**What you need to do**
Copy every line of the records below exactly as given, omitting the pictures.
----
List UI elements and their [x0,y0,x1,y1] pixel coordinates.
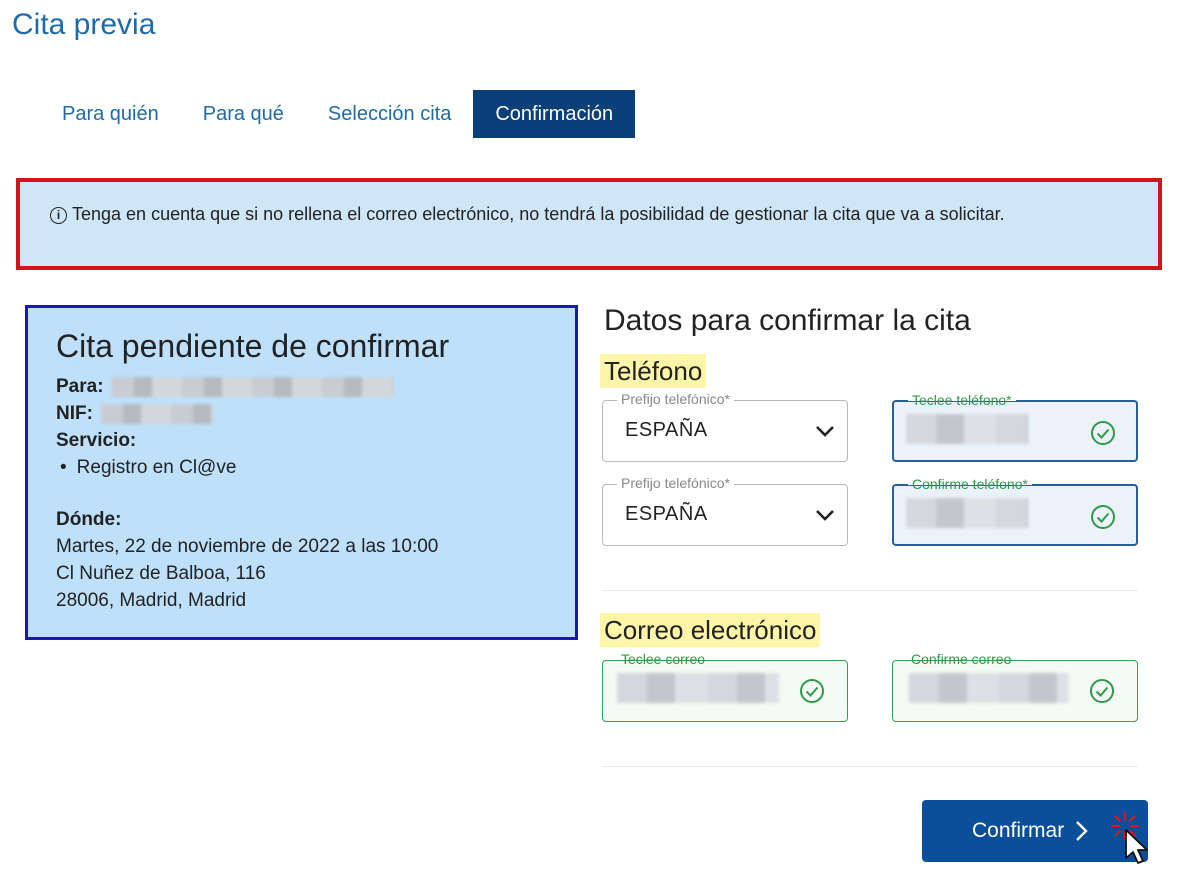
phone-section-label: Teléfono [600,354,707,388]
redacted-email [617,673,779,703]
email-confirm-input[interactable]: Confirme correo [892,650,1138,722]
tab-para-que[interactable]: Para qué [181,90,306,138]
para-label: Para: [56,376,104,397]
valid-check-icon [1090,679,1114,703]
redacted-phone-confirm [906,498,1028,528]
appointment-datetime: Martes, 22 de noviembre de 2022 a las 10… [56,536,439,557]
confirm-button-label: Confirmar [972,819,1065,842]
servicio-label: Servicio: [56,430,137,451]
email-input[interactable]: Teclee correo [602,650,848,722]
form-title: Datos para confirmar la cita [604,304,971,337]
phone-legend: Teclee teléfono* [908,391,1016,409]
phone-confirm-input[interactable]: Confirme teléfono* [892,475,1138,546]
phone-prefix-value: ESPAÑA [625,419,708,441]
email-legend: Teclee correo [617,650,710,668]
summary-title: Cita pendiente de confirmar [56,328,450,364]
phone-input[interactable]: Teclee teléfono* [892,391,1138,462]
appointment-address: Cl Nuñez de Balboa, 116 [56,563,266,584]
section-divider [602,766,1138,767]
service-item: Registro en Cl@ve [60,454,575,482]
phone-confirm-legend: Confirme teléfono* [908,475,1032,493]
nif-label: NIF: [56,403,93,424]
alert-text: Tenga en cuenta que si no rellena el cor… [72,204,1005,224]
page-title: Cita previa [12,8,156,41]
redacted-phone [906,414,1028,444]
email-warning-alert: i Tenga en cuenta que si no rellena el co… [16,178,1162,270]
location-block: Dónde: Martes, 22 de noviembre de 2022 a… [56,506,575,614]
appointment-summary: Cita pendiente de confirmar Para: NIF: S… [25,305,578,640]
step-tabs: Para quién Para qué Selección cita Confi… [40,90,636,138]
chevron-right-icon [1076,821,1088,841]
service-list: Registro en Cl@ve [56,454,575,482]
phone-prefix-confirm-select[interactable]: Prefijo telefónico* ESPAÑA [602,474,848,546]
valid-check-icon [1091,421,1115,445]
email-confirm-legend: Confirme correo [907,650,1016,668]
tab-seleccion-cita[interactable]: Selección cita [306,90,473,138]
donde-label: Dónde: [56,509,122,530]
chevron-down-icon [816,510,834,521]
mouse-pointer-icon [1125,829,1148,864]
phone-prefix-select[interactable]: Prefijo telefónico* ESPAÑA [602,390,848,462]
phone-prefix-legend: Prefijo telefónico* [617,390,734,408]
tab-confirmacion[interactable]: Confirmación [473,90,636,138]
redacted-nif [100,403,213,424]
chevron-down-icon [816,426,834,437]
redacted-email-confirm [909,673,1069,703]
valid-check-icon [800,679,824,703]
redacted-name [111,376,394,397]
phone-prefix-confirm-value: ESPAÑA [625,503,708,525]
info-icon: i [50,207,67,224]
phone-prefix-confirm-legend: Prefijo telefónico* [617,474,734,492]
tab-para-quien[interactable]: Para quién [40,90,181,138]
section-divider [602,590,1138,591]
appointment-city: 28006, Madrid, Madrid [56,590,247,611]
email-section-label: Correo electrónico [600,613,821,647]
valid-check-icon [1091,505,1115,529]
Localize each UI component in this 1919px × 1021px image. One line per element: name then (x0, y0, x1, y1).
----
**The response**
List UI elements and their [x0,y0,x1,y1] pixel coordinates.
phone-section-label: Teléfono [600,354,707,388]
redacted-email [617,673,779,703]
email-confirm-input[interactable]: Confirme correo [892,650,1138,722]
tab-para-que[interactable]: Para qué [181,90,306,138]
para-label: Para: [56,376,104,397]
valid-check-icon [1090,679,1114,703]
redacted-phone-confirm [906,498,1028,528]
appointment-datetime: Martes, 22 de noviembre de 2022 a las 10… [56,536,439,557]
confirm-button-label: Confirmar [972,819,1065,842]
servicio-label: Servicio: [56,430,137,451]
email-input[interactable]: Teclee correo [602,650,848,722]
form-title: Datos para confirmar la cita [604,304,971,337]
phone-legend: Teclee teléfono* [908,391,1016,409]
phone-confirm-input[interactable]: Confirme teléfono* [892,475,1138,546]
phone-prefix-value: ESPAÑA [625,419,708,441]
email-legend: Teclee correo [617,650,710,668]
summary-title: Cita pendiente de confirmar [56,328,450,364]
phone-input[interactable]: Teclee teléfono* [892,391,1138,462]
appointment-address: Cl Nuñez de Balboa, 116 [56,563,266,584]
section-divider [602,766,1138,767]
service-item: Registro en Cl@ve [60,454,575,482]
phone-confirm-legend: Confirme teléfono* [908,475,1032,493]
nif-label: NIF: [56,403,93,424]
alert-text: Tenga en cuenta que si no rellena el cor… [72,204,1005,224]
page-title: Cita previa [12,8,156,41]
redacted-phone [906,414,1028,444]
email-warning-alert: i Tenga en cuenta que si no rellena el co… [16,178,1162,270]
location-block: Dónde: Martes, 22 de noviembre de 2022 a… [56,506,575,614]
appointment-summary: Cita pendiente de confirmar Para: NIF: S… [25,305,578,640]
step-tabs: Para quién Para qué Selección cita Confi… [40,90,636,138]
chevron-right-icon [1076,821,1088,841]
service-list: Registro en Cl@ve [56,454,575,482]
phone-prefix-confirm-select[interactable]: Prefijo telefónico* ESPAÑA [602,474,848,546]
valid-check-icon [1091,421,1115,445]
email-confirm-legend: Confirme correo [907,650,1016,668]
tab-seleccion-cita[interactable]: Selección cita [306,90,473,138]
donde-label: Dónde: [56,509,122,530]
chevron-down-icon [816,510,834,521]
mouse-pointer-icon [1125,829,1148,864]
phone-prefix-select[interactable]: Prefijo telefónico* ESPAÑA [602,390,848,462]
phone-prefix-legend: Prefijo telefónico* [617,390,734,408]
tab-confirmacion[interactable]: Confirmación [473,90,636,138]
redacted-nif [100,403,213,424]
chevron-down-icon [816,426,834,437]
redacted-email-confirm [909,673,1069,703]
valid-check-icon [800,679,824,703]
redacted-name [111,376,394,397]
phone-prefix-confirm-value: ESPAÑA [625,503,708,525]
info-icon: i [50,207,67,224]
phone-prefix-confirm-legend: Prefijo telefónico* [617,474,734,492]
tab-para-quien[interactable]: Para quién [40,90,181,138]
section-divider [602,590,1138,591]
appointment-city: 28006, Madrid, Madrid [56,590,247,611]
email-section-label: Correo electrónico [600,613,821,647]
valid-check-icon [1091,505,1115,529]
Localize each UI component in this 1919px × 1021px image. One line per element: name then (x0, y0, x1, y1).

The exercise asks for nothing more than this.